### What to do
From the trigonometry post below, pull out word for word the passage that begins with the words containing "and $\displaystyle" and ends with "(i) cos(2\theta)".

— START OF Document text —

Have I got this right or have I failed miserably as usual

Given that $\displaystyle

0<\theta<\frac{1}{2}pi

$

and $\displaystyle

sin (\theta)= \frac{1}{4}

$

using appropriate trigonometric formulas find the exact values of the following

$\displaystyle

(i) cos(2\theta)

$

Use

$\displaystyle

cos(2\theta) = 1-2 sin^2\theta

$

gives

$\displaystyle

cos(2\theta) = 1-2 * \frac{1}{4}^2 = \frac{7}{8}

$

$\displaystyle

(ii) cos(\theta)

$

use

$\displaystyle

cos(\theta) = \pm \sqrt{1-sin^2\theta}

$

gives

$\displaystyle

cos(\theta) = \pm \sqrt{1-\frac{1}{4}^2}= \pm\sqrt{\frac{15}{16}} = \frac{1}{4}\sqrt{15}

$

Positive in this case

$\displaystyle

(iii) sin(3\theta)

$

Rewrite as

$\displaystyle

sin(2\theta+\theta)

$

find $\displaystyle

sin(2\theta)

$ using $\displaystyle

sin(2\theta) = 2 sin\theta cos \theta

$

$\displaystyle

sin(2\theta) = 2 * \frac {1}{4}*\frac{1}{4}\sqrt{15} = \frac{1}{8}\sqrt{15}

$

and then use

$\displaystyle

sin(\phi+\theta) = sin\phi cos\theta + cos\phi sin\theta

$

Giving

$\displaystyle

sin(2\theta+\theta) = \frac{1}{8}\sqrt{15}*\frac{1}{4}\sqrt{15} + \frac{7}{8}*\frac{1}{4} = \frac{11}{16}

$

So

$\displaystyle

sin(3\theta) = \frac{11}{16}

$

Again positive

— END OF Document text —
— START OF Supplied entries —

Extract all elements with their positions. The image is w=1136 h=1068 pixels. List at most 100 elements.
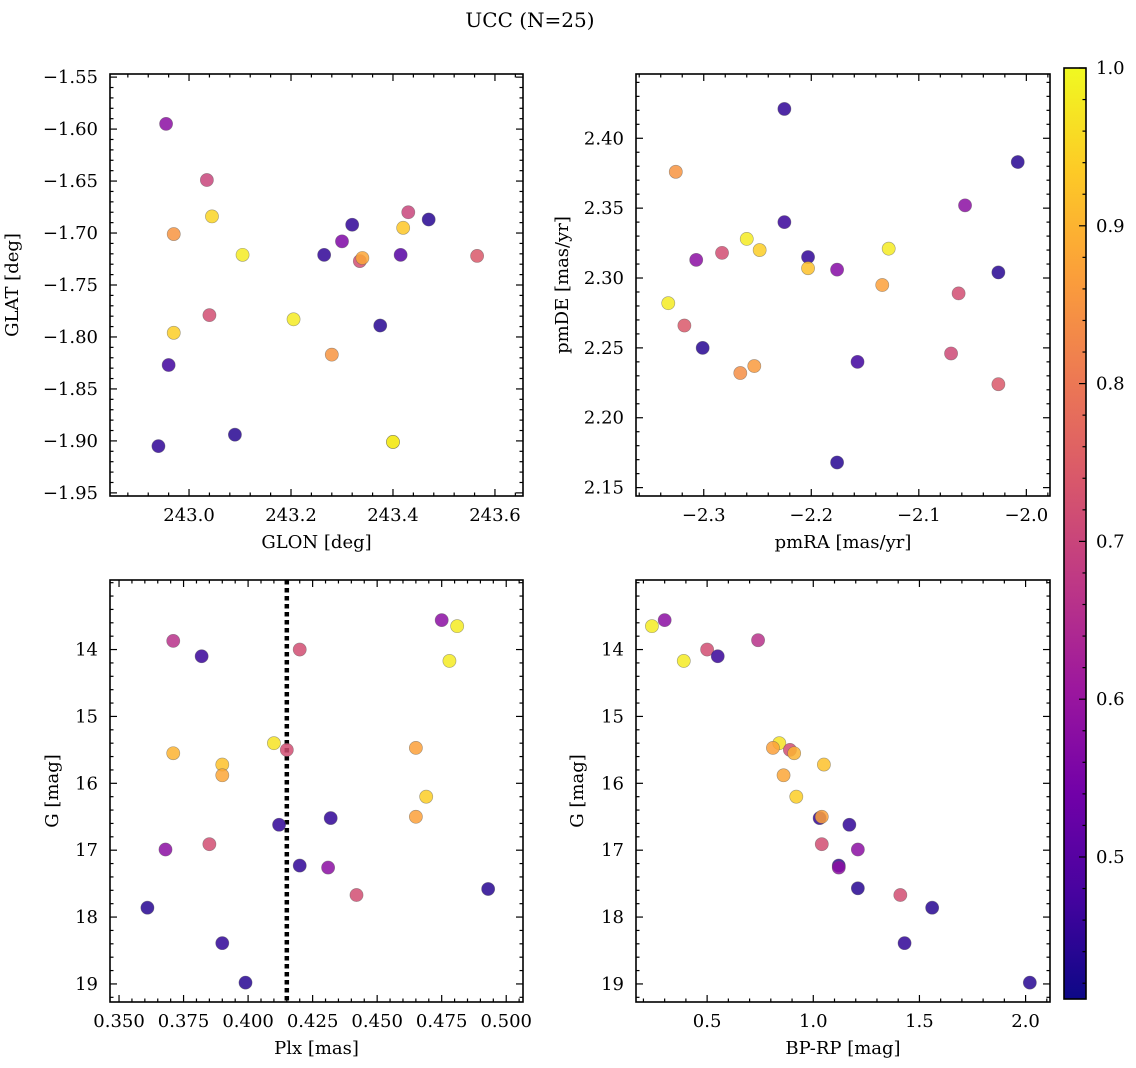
scatter-point <box>733 366 748 380</box>
scatter-point <box>710 649 725 664</box>
colorbar-tick-label: 0.8 <box>1096 374 1125 395</box>
scatter-point <box>279 742 294 757</box>
scatter-point <box>1010 155 1025 169</box>
scatter-point <box>850 354 865 369</box>
scatter-point <box>335 234 349 249</box>
y-tick-label: 18 <box>75 907 98 928</box>
scatter-point <box>925 900 940 915</box>
scatter-point <box>470 248 485 263</box>
scatter-point <box>645 619 659 634</box>
y-tick-label: 15 <box>601 706 624 727</box>
scatter-point <box>897 936 912 951</box>
scatter-point <box>292 642 307 657</box>
scatter-point <box>752 243 767 257</box>
y-tick-label: −1.65 <box>43 171 98 192</box>
x-tick-label: −2.2 <box>789 505 833 526</box>
x-tick-label: 243.0 <box>163 505 215 526</box>
scatter-point <box>205 209 219 224</box>
x-tick-label: 0.375 <box>158 1011 210 1032</box>
x-tick-label: 243.4 <box>367 505 419 526</box>
scatter-point <box>166 633 181 648</box>
scatter-point <box>202 308 217 323</box>
scatter-point <box>166 325 181 340</box>
scatter-point <box>323 811 338 825</box>
scatter-point <box>161 358 176 372</box>
scatter-point <box>419 789 434 804</box>
scatter-point <box>689 252 704 267</box>
colorbar-body <box>1064 68 1086 999</box>
x-tick-label: 243.6 <box>469 505 521 526</box>
scatter-point <box>166 227 181 241</box>
y-axis-label: G [mag] <box>567 754 588 827</box>
scatter-point <box>228 427 242 442</box>
panel-glon-glat: 243.0 243.2 243.4 243.6 −1.95 −1.90 −1.85 −1.80… <box>2 67 524 553</box>
scatter-point <box>787 746 802 761</box>
scatter-point <box>286 312 301 327</box>
scatter-point <box>789 789 804 804</box>
scatter-point <box>450 619 465 634</box>
scatter-point <box>875 278 890 292</box>
scatter-point <box>199 173 214 187</box>
scatter-point <box>747 359 762 373</box>
y-tick-label: 2.35 <box>584 198 624 219</box>
y-tick-label: −1.55 <box>43 67 98 88</box>
scatter-point <box>766 740 780 755</box>
y-tick-label: 15 <box>75 706 98 727</box>
colorbar: 0.5 0.6 0.7 0.8 0.9 1.0 <box>1063 58 1125 1000</box>
panel-plx-g: 0.350 0.375 0.400 0.425 0.450 0.475 0.500 14 15 1… <box>42 579 532 1059</box>
scatter-point <box>434 613 449 628</box>
y-axis-label: G [mag] <box>42 754 63 827</box>
colorbar-tick-label: 0.5 <box>1096 847 1125 868</box>
y-tick-label: 19 <box>601 974 624 995</box>
y-tick-label: −1.80 <box>43 327 98 348</box>
y-tick-label: −1.90 <box>43 431 98 452</box>
x-tick-label: −2.0 <box>1004 505 1048 526</box>
y-tick-label: 2.20 <box>584 408 624 429</box>
scatter-point <box>396 220 411 235</box>
y-tick-label: 14 <box>75 640 98 661</box>
scatter-point <box>238 975 253 990</box>
scatter-point <box>349 888 364 902</box>
scatter-point <box>345 217 360 232</box>
y-tick-label: −1.95 <box>43 483 98 504</box>
scatter-point <box>676 654 691 668</box>
scatter-point <box>842 817 857 832</box>
scatter-point <box>408 740 423 755</box>
scatter-point <box>386 435 400 449</box>
colorbar-tick-label: 0.7 <box>1096 531 1125 552</box>
x-tick-label: 0.450 <box>351 1011 403 1032</box>
scatter-point <box>944 346 958 361</box>
y-tick-label: −1.75 <box>43 275 98 296</box>
scatter-point <box>272 817 286 832</box>
plot-frame <box>635 579 1051 1003</box>
plot-frame <box>109 579 524 1003</box>
scatter-point <box>194 649 209 664</box>
scatter-point <box>677 318 692 333</box>
x-tick-label: 0.350 <box>93 1011 145 1032</box>
panel-pmra-pmde: −2.3 −2.2 −2.1 −2.0 2.15 2.20 2.25 2.30 2.35 2.40… <box>552 73 1051 553</box>
panels: 243.0 243.2 243.4 243.6 −1.95 −1.90 −1.85 −1.80… <box>2 67 1051 1059</box>
scatter-point <box>355 251 370 265</box>
scatter-point <box>317 247 332 262</box>
scatter-point <box>159 116 173 131</box>
scatter-point <box>814 809 829 824</box>
x-tick-label: 0.500 <box>480 1011 532 1032</box>
y-tick-label: 16 <box>601 773 624 794</box>
scatter-point <box>893 888 908 902</box>
scatter-point <box>830 455 844 470</box>
scatter-point <box>393 247 408 262</box>
y-tick-label: 17 <box>601 840 624 861</box>
y-tick-label: 2.15 <box>584 478 624 499</box>
scatter-point <box>140 900 155 915</box>
y-tick-label: 17 <box>75 840 98 861</box>
scatter-point <box>166 746 181 761</box>
scatter-point <box>373 318 388 333</box>
scatter-point <box>158 842 173 857</box>
scatter-point <box>401 205 416 220</box>
scatter-point <box>661 296 676 311</box>
figure-title: UCC (N=25) <box>465 8 594 32</box>
scatter-point <box>751 633 765 648</box>
scatter-point <box>958 198 972 213</box>
y-tick-label: −1.85 <box>43 379 98 400</box>
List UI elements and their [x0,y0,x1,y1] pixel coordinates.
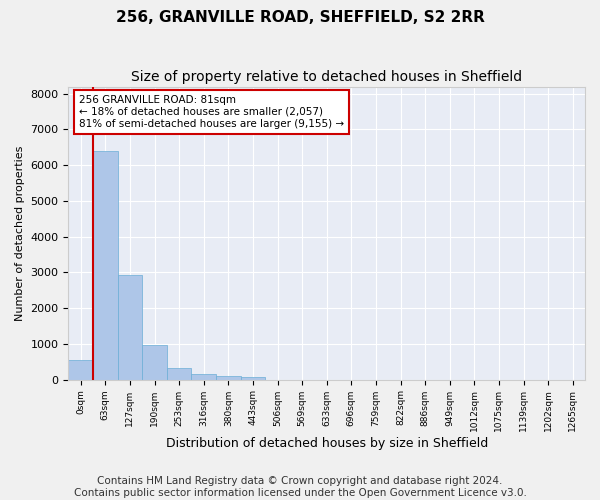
Bar [167,368,191,380]
Bar [191,374,216,380]
X-axis label: Distribution of detached houses by size in Sheffield: Distribution of detached houses by size … [166,437,488,450]
Bar [216,376,241,380]
Text: 256, GRANVILLE ROAD, SHEFFIELD, S2 2RR: 256, GRANVILLE ROAD, SHEFFIELD, S2 2RR [116,10,484,25]
Title: Size of property relative to detached houses in Sheffield: Size of property relative to detached ho… [131,70,522,84]
Bar [68,360,93,380]
Text: 256 GRANVILLE ROAD: 81sqm
← 18% of detached houses are smaller (2,057)
81% of se: 256 GRANVILLE ROAD: 81sqm ← 18% of detac… [79,96,344,128]
Bar [118,275,142,380]
Bar [93,150,118,380]
Y-axis label: Number of detached properties: Number of detached properties [15,146,25,321]
Bar [142,346,167,380]
Text: Contains HM Land Registry data © Crown copyright and database right 2024.
Contai: Contains HM Land Registry data © Crown c… [74,476,526,498]
Bar [241,378,265,380]
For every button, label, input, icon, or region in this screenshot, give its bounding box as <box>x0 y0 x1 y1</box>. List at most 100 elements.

— END OF Supplied entries —

### Answer to the problem
and $\displaystyle

sin (\theta)= \frac{1}{4}

$

using appropriate trigonometric formulas find the exact values of the following

$\displaystyle

(i) cos(2\theta)